[Recorded data]

****************************************

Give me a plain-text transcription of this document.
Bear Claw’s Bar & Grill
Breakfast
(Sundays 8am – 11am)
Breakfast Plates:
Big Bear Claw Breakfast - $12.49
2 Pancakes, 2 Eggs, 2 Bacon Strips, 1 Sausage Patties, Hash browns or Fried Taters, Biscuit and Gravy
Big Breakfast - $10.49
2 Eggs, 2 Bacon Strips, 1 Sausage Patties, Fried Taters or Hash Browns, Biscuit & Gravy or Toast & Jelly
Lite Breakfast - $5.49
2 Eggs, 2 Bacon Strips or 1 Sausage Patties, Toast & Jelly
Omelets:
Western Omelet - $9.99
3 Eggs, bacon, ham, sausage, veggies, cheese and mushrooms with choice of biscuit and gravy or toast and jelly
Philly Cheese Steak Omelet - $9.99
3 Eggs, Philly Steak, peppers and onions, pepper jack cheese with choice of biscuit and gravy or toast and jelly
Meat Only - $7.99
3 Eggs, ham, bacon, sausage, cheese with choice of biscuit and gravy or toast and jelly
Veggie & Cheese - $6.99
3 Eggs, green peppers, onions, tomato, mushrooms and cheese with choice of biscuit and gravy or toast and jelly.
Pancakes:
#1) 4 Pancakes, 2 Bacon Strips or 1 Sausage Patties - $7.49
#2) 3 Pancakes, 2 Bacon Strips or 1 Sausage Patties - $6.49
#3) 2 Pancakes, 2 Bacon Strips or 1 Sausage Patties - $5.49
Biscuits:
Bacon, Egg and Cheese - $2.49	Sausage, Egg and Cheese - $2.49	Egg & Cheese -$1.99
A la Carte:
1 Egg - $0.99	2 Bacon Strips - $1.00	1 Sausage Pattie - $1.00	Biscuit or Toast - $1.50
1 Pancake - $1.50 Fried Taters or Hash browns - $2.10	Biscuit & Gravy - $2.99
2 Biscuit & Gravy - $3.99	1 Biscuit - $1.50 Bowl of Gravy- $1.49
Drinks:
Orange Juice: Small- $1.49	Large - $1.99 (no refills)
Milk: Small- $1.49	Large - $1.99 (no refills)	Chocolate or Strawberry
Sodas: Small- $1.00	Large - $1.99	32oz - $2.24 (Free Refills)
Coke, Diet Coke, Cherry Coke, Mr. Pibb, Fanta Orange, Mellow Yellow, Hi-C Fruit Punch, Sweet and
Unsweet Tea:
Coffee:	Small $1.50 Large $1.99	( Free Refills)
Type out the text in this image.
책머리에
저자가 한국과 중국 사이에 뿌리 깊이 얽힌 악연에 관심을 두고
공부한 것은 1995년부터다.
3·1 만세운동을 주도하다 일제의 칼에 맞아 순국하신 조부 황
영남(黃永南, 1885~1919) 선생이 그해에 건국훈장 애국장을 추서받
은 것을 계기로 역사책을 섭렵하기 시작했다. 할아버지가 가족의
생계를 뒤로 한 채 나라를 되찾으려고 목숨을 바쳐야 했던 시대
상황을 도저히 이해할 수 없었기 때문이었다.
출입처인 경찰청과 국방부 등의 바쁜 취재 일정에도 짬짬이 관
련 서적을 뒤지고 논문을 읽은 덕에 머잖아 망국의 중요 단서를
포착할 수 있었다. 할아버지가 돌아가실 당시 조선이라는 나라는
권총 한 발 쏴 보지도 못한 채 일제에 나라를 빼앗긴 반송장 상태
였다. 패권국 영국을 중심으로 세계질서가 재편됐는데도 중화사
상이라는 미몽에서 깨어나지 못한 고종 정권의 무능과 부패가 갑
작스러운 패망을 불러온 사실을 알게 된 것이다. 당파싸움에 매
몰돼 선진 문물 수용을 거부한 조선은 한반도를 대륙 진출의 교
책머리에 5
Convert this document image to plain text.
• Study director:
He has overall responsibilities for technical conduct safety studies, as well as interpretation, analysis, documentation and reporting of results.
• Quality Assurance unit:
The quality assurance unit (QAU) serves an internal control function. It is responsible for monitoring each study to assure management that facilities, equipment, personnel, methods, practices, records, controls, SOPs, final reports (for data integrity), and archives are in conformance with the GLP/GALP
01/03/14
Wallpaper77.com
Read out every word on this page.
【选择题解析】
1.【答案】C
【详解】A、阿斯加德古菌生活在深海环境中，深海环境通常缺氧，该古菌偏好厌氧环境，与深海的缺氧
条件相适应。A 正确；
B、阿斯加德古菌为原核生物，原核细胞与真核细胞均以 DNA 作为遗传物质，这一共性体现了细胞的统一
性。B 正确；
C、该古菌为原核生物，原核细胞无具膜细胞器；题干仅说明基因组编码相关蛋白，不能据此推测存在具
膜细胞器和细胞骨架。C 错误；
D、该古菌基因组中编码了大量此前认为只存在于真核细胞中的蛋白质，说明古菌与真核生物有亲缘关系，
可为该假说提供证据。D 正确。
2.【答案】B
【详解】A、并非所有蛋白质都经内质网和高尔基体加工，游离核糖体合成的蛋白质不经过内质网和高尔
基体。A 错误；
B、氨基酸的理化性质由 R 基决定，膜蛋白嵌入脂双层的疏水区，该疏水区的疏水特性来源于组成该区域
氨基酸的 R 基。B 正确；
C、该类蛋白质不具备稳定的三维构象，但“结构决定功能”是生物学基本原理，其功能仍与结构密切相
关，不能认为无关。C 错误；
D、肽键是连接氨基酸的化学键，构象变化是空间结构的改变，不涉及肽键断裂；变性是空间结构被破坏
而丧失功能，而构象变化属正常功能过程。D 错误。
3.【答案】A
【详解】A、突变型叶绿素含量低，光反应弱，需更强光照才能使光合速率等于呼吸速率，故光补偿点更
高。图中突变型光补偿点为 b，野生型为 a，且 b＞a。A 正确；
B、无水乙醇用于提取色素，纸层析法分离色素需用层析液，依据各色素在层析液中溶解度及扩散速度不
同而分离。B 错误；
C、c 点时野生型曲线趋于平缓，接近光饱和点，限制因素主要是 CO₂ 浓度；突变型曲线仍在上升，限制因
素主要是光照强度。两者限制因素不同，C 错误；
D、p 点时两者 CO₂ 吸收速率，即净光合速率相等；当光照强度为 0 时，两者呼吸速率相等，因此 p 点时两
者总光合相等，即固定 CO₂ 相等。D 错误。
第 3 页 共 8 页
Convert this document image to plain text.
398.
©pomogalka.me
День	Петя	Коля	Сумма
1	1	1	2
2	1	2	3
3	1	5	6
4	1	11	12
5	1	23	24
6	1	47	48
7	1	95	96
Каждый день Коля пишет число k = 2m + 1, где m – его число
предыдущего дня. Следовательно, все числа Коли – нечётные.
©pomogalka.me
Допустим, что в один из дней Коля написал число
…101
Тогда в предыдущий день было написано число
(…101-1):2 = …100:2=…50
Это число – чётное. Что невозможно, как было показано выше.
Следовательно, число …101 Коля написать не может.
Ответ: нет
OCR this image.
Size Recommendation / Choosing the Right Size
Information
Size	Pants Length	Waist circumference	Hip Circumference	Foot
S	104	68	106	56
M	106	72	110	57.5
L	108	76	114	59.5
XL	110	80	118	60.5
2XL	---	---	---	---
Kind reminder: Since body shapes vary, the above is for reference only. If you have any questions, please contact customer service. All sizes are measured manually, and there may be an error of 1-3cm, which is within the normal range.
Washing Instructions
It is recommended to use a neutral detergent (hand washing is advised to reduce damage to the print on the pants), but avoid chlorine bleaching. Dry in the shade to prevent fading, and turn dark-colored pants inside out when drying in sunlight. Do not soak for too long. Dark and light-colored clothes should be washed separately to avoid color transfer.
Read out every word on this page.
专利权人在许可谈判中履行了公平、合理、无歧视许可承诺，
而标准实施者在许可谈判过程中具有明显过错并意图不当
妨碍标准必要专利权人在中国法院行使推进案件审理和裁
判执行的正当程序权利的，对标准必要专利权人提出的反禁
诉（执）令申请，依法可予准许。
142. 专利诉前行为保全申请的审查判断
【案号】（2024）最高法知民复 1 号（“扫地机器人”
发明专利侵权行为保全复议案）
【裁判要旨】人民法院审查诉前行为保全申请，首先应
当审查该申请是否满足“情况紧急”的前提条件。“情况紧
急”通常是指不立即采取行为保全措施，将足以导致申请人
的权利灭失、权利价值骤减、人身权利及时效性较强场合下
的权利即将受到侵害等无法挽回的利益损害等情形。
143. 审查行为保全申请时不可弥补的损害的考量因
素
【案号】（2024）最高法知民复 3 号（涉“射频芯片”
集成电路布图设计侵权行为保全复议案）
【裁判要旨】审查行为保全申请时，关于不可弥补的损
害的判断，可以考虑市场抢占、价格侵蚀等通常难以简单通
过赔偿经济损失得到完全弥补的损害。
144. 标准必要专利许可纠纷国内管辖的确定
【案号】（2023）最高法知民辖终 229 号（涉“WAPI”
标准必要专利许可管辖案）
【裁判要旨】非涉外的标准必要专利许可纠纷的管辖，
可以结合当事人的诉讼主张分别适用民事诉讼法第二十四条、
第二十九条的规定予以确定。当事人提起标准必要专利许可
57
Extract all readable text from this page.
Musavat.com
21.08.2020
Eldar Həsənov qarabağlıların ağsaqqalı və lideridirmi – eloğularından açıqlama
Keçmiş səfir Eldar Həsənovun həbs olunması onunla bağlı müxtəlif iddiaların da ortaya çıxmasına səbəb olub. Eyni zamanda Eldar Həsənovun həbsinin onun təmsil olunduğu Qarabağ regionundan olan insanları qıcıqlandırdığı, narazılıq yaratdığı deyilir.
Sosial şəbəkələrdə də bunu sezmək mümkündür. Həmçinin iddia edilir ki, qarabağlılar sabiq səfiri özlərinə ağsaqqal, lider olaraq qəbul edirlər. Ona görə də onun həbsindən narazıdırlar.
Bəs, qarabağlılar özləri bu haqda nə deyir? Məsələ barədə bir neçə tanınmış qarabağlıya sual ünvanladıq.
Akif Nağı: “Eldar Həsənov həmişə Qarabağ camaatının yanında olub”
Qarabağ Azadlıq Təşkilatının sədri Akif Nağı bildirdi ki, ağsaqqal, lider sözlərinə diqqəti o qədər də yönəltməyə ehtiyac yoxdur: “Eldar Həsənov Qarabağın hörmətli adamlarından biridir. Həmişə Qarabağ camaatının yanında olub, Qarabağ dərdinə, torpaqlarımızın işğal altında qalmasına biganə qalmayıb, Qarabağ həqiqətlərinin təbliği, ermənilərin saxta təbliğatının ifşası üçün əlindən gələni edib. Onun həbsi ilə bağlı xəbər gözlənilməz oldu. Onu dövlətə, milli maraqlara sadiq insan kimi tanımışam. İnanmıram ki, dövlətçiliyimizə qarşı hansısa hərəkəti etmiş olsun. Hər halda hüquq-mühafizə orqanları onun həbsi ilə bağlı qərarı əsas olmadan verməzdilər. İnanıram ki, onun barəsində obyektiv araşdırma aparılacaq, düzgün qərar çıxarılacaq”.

****************************************

Scan the records above for the string "Patties", then report every line that contains it.

2 Pancakes, 2 Eggs, 2 Bacon Strips, 1 Sausage Patties, Hash browns or Fried Taters, Biscuit and Gravy
2 Eggs, 2 Bacon Strips, 1 Sausage Patties, Fried Taters or Hash Browns, Biscuit & Gravy or Toast & Jelly
2 Eggs, 2 Bacon Strips or 1 Sausage Patties, Toast & Jelly
#1) 4 Pancakes, 2 Bacon Strips or 1 Sausage Patties - $7.49
#2) 3 Pancakes, 2 Bacon Strips or 1 Sausage Patties - $6.49
#3) 2 Pancakes, 2 Bacon Strips or 1 Sausage Patties - $5.49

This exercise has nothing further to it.